### DIRECTIVE:
Go through the entries below and retype them exactly, omitting each picture.

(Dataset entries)
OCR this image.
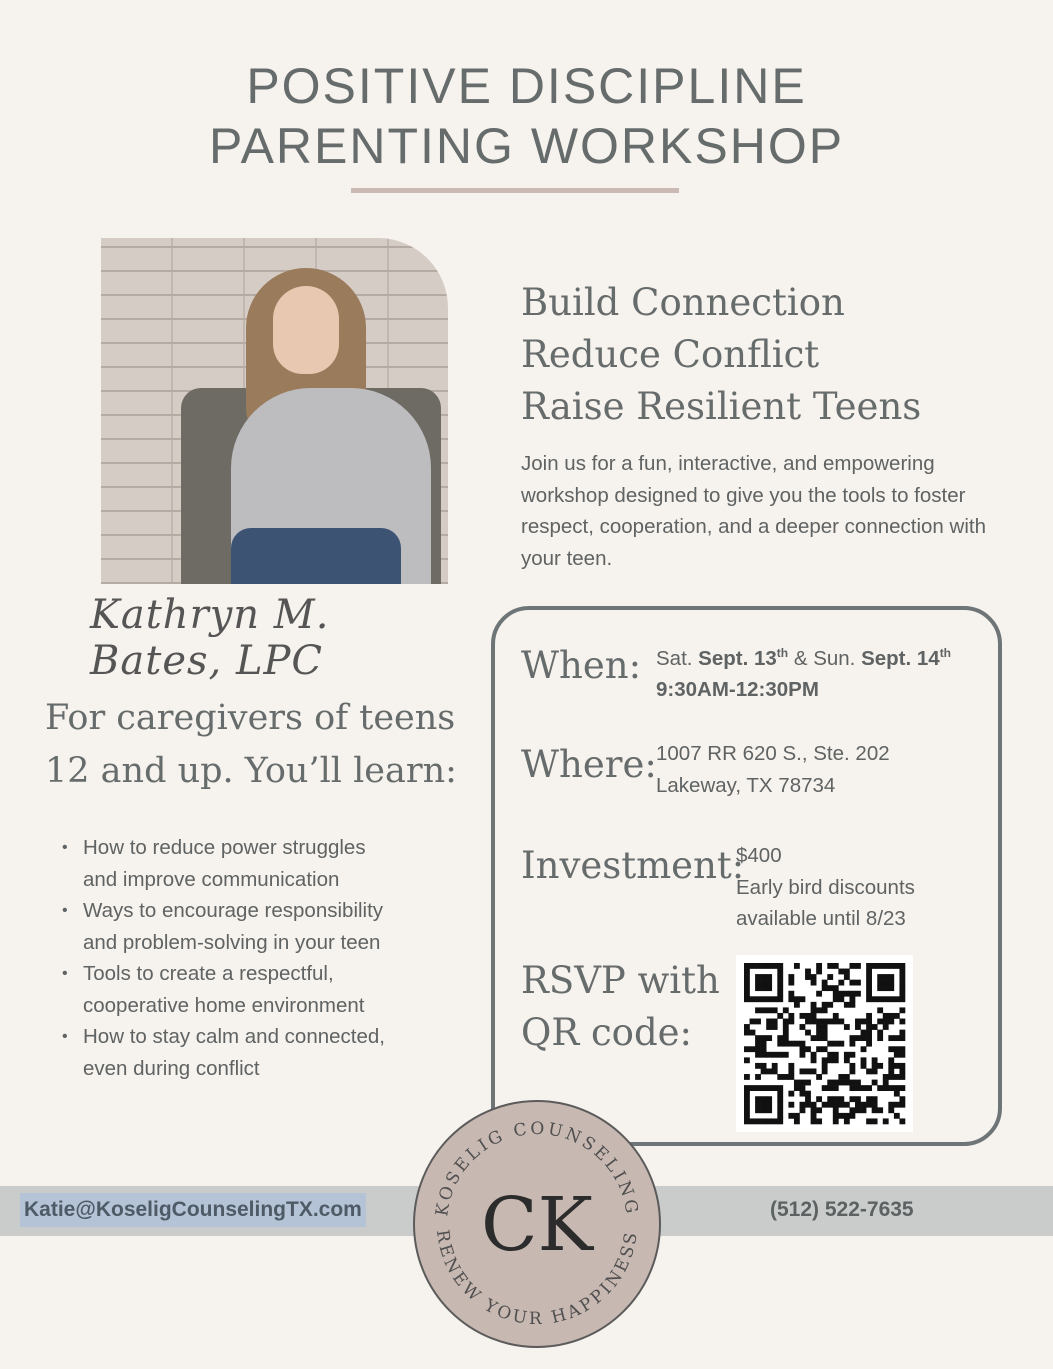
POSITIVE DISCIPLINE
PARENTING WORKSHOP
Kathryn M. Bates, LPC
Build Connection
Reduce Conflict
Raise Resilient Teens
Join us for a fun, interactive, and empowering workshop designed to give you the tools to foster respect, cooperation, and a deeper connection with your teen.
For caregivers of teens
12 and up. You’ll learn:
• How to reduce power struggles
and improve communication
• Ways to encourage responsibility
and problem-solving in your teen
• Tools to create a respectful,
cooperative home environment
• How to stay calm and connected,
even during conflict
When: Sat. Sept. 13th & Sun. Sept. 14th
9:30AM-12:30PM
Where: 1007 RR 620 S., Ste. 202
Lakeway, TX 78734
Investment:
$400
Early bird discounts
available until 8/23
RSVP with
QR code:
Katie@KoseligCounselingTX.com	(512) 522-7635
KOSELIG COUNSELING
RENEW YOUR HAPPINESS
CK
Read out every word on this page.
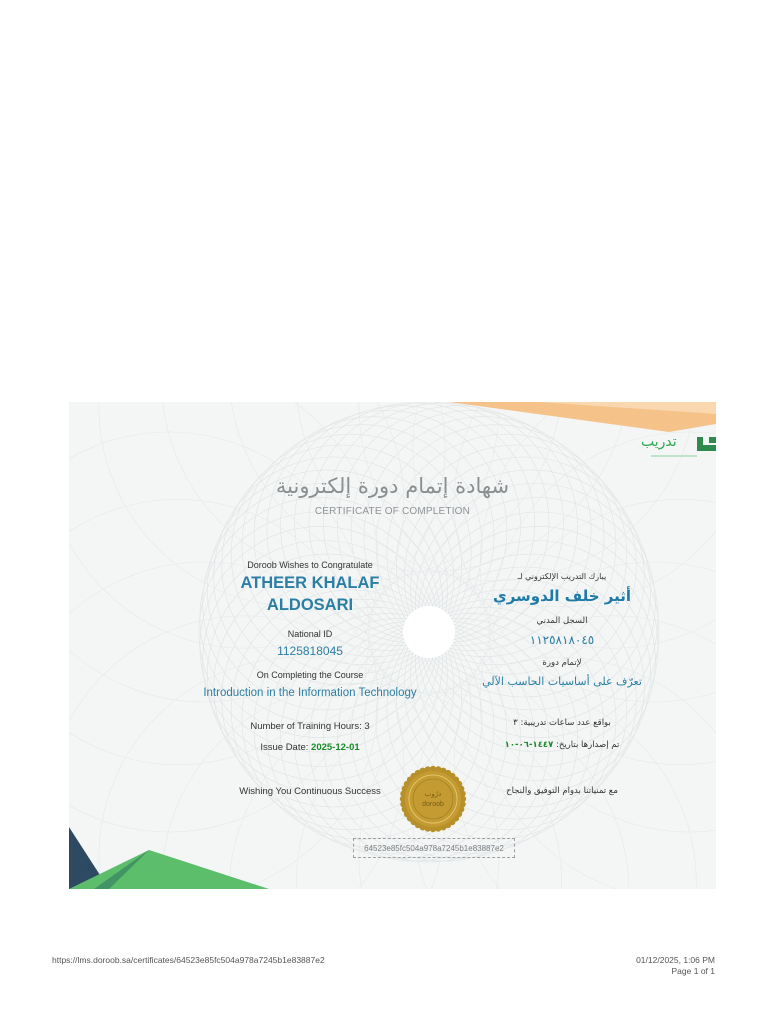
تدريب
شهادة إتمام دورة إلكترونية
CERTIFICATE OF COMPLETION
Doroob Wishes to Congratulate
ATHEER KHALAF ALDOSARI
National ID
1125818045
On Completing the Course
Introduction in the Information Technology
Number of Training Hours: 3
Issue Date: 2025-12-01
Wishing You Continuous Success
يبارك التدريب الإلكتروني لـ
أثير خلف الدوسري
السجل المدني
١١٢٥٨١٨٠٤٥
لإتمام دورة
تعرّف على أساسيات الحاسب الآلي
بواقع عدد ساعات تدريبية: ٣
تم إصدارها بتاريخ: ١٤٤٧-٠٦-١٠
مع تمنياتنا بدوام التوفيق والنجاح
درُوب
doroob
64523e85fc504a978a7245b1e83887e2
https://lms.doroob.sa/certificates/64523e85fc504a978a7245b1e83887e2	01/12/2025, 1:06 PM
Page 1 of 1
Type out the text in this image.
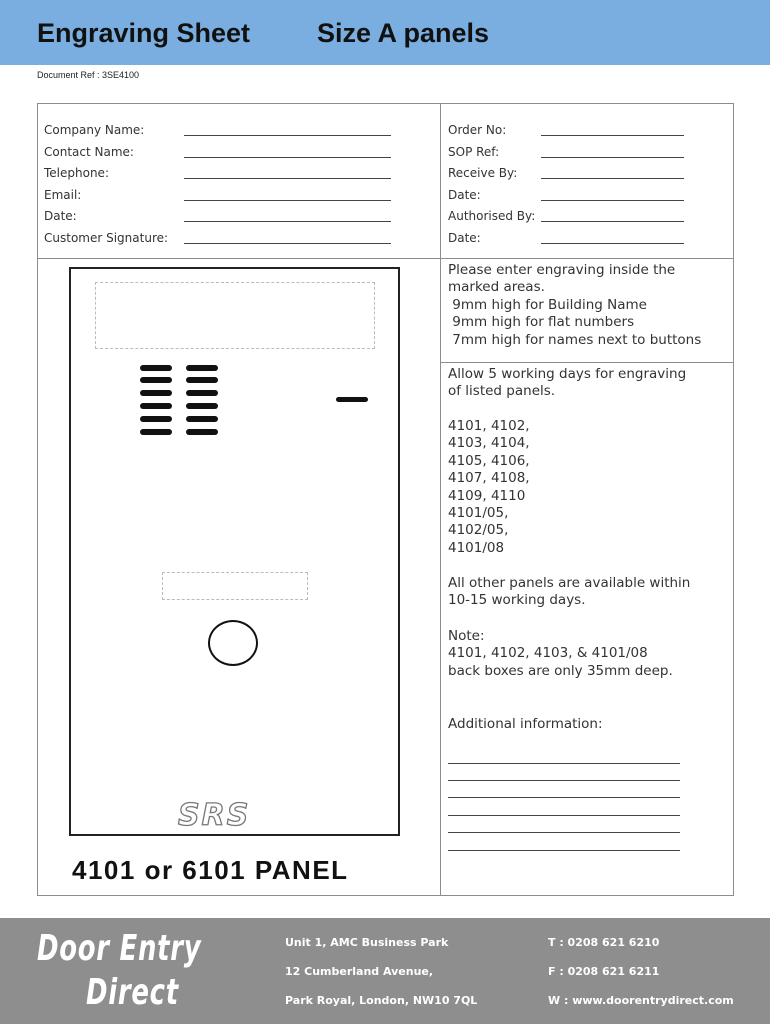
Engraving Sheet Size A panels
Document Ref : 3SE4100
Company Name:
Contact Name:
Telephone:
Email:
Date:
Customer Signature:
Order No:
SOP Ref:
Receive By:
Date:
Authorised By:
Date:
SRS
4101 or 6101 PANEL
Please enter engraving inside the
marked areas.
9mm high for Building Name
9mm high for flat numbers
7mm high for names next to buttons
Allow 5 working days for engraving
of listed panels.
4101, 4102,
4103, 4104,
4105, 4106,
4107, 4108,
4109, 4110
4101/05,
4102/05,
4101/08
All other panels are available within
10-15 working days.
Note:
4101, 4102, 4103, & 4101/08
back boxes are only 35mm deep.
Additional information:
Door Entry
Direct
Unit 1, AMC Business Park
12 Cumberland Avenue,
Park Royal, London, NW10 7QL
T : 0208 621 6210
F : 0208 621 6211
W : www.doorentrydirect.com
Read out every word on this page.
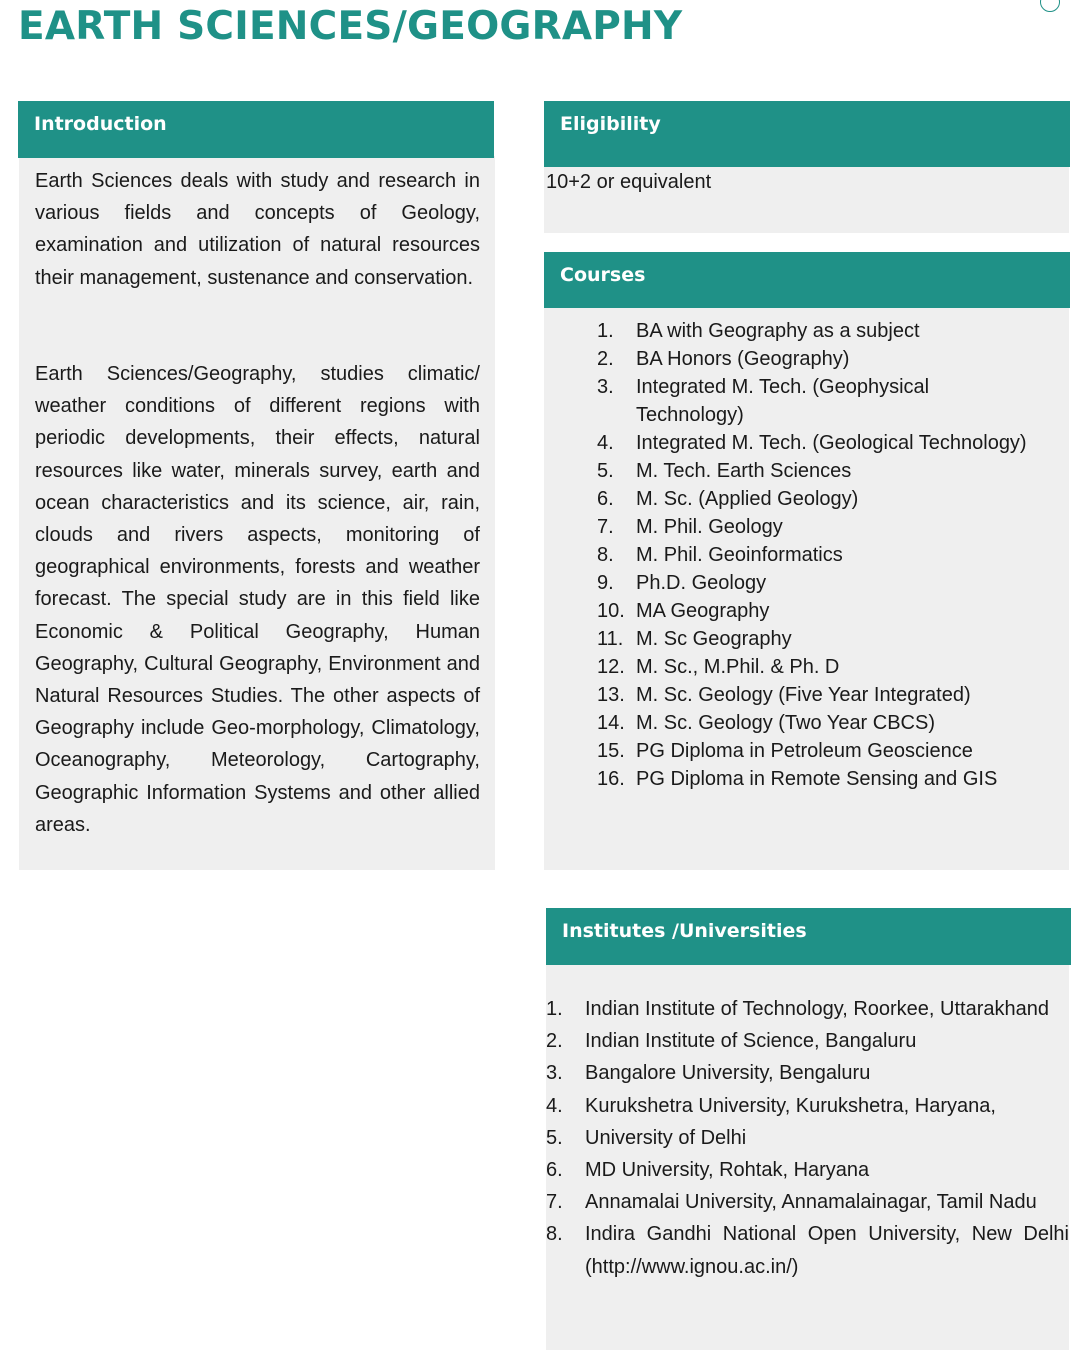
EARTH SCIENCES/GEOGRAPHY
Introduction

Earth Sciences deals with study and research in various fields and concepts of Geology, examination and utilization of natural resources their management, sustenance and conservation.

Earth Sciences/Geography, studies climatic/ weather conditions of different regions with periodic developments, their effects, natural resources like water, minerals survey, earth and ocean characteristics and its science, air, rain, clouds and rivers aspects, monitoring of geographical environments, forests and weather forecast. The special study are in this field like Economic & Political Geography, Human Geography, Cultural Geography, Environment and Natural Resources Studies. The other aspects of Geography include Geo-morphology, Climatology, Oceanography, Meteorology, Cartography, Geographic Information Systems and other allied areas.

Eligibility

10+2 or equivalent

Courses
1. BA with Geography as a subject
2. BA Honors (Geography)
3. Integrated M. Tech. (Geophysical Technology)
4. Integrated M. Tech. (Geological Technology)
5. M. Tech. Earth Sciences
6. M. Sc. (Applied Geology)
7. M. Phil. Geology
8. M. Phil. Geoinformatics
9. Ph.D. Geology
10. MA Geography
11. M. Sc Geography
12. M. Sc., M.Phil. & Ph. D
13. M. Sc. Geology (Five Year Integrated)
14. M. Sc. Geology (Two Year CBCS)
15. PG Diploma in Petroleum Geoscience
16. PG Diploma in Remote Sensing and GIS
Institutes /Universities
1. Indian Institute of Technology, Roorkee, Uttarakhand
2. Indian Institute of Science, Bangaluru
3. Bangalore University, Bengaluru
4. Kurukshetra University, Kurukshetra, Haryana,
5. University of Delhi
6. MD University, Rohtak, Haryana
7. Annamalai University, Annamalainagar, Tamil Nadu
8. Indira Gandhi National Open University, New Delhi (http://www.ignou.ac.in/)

### REPLY:
OCR this image.
POSITIVE DISCIPLINE
PARENTING WORKSHOP
Kathryn M. Bates, LPC
Build Connection
Reduce Conflict
Raise Resilient Teens
Join us for a fun, interactive, and empowering workshop designed to give you the tools to foster respect, cooperation, and a deeper connection with your teen.
For caregivers of teens
12 and up. You’ll learn:
• How to reduce power struggles
and improve communication
• Ways to encourage responsibility
and problem-solving in your teen
• Tools to create a respectful,
cooperative home environment
• How to stay calm and connected,
even during conflict
When: Sat. Sept. 13th & Sun. Sept. 14th
9:30AM-12:30PM
Where: 1007 RR 620 S., Ste. 202
Lakeway, TX 78734
Investment:
$400
Early bird discounts
available until 8/23
RSVP with
QR code:
Katie@KoseligCounselingTX.com	(512) 522-7635
KOSELIG COUNSELING
RENEW YOUR HAPPINESS
CK
Read out every word on this page.
تدريب
شهادة إتمام دورة إلكترونية
CERTIFICATE OF COMPLETION
Doroob Wishes to Congratulate
ATHEER KHALAF ALDOSARI
National ID
1125818045
On Completing the Course
Introduction in the Information Technology
Number of Training Hours: 3
Issue Date: 2025-12-01
Wishing You Continuous Success
يبارك التدريب الإلكتروني لـ
أثير خلف الدوسري
السجل المدني
١١٢٥٨١٨٠٤٥
لإتمام دورة
تعرّف على أساسيات الحاسب الآلي
بواقع عدد ساعات تدريبية: ٣
تم إصدارها بتاريخ: ١٤٤٧-٠٦-١٠
مع تمنياتنا بدوام التوفيق والنجاح
درُوب
doroob
64523e85fc504a978a7245b1e83887e2
https://lms.doroob.sa/certificates/64523e85fc504a978a7245b1e83887e2	01/12/2025, 1:06 PM
Page 1 of 1
Type out the text in this image.
Engraving Sheet Size A panels
Document Ref : 3SE4100
Company Name:
Contact Name:
Telephone:
Email:
Date:
Customer Signature:
Order No:
SOP Ref:
Receive By:
Date:
Authorised By:
Date:
SRS
4101 or 6101 PANEL
Please enter engraving inside the
marked areas.
9mm high for Building Name
9mm high for flat numbers
7mm high for names next to buttons
Allow 5 working days for engraving
of listed panels.
4101, 4102,
4103, 4104,
4105, 4106,
4107, 4108,
4109, 4110
4101/05,
4102/05,
4101/08
All other panels are available within
10-15 working days.
Note:
4101, 4102, 4103, & 4101/08
back boxes are only 35mm deep.
Additional information:
Door Entry
Direct
Unit 1, AMC Business Park
12 Cumberland Avenue,
Park Royal, London, NW10 7QL
T : 0208 621 6210
F : 0208 621 6211
W : www.doorentrydirect.com
Read out every word on this page.
EARTH SCIENCES/GEOGRAPHY
Introduction

Earth Sciences deals with study and research in various fields and concepts of Geology, examination and utilization of natural resources their management, sustenance and conservation.

Earth Sciences/Geography, studies climatic/ weather conditions of different regions with periodic developments, their effects, natural resources like water, minerals survey, earth and ocean characteristics and its science, air, rain, clouds and rivers aspects, monitoring of geographical environments, forests and weather forecast. The special study are in this field like Economic & Political Geography, Human Geography, Cultural Geography, Environment and Natural Resources Studies. The other aspects of Geography include Geo-morphology, Climatology, Oceanography, Meteorology, Cartography, Geographic Information Systems and other allied areas.

Eligibility

10+2 or equivalent

Courses
1. BA with Geography as a subject
2. BA Honors (Geography)
3. Integrated M. Tech. (Geophysical Technology)
4. Integrated M. Tech. (Geological Technology)
5. M. Tech. Earth Sciences
6. M. Sc. (Applied Geology)
7. M. Phil. Geology
8. M. Phil. Geoinformatics
9. Ph.D. Geology
10. MA Geography
11. M. Sc Geography
12. M. Sc., M.Phil. & Ph. D
13. M. Sc. Geology (Five Year Integrated)
14. M. Sc. Geology (Two Year CBCS)
15. PG Diploma in Petroleum Geoscience
16. PG Diploma in Remote Sensing and GIS
Institutes /Universities
1. Indian Institute of Technology, Roorkee, Uttarakhand
2. Indian Institute of Science, Bangaluru
3. Bangalore University, Bengaluru
4. Kurukshetra University, Kurukshetra, Haryana,
5. University of Delhi
6. MD University, Rohtak, Haryana
7. Annamalai University, Annamalainagar, Tamil Nadu
8. Indira Gandhi National Open University, New Delhi (http://www.ignou.ac.in/)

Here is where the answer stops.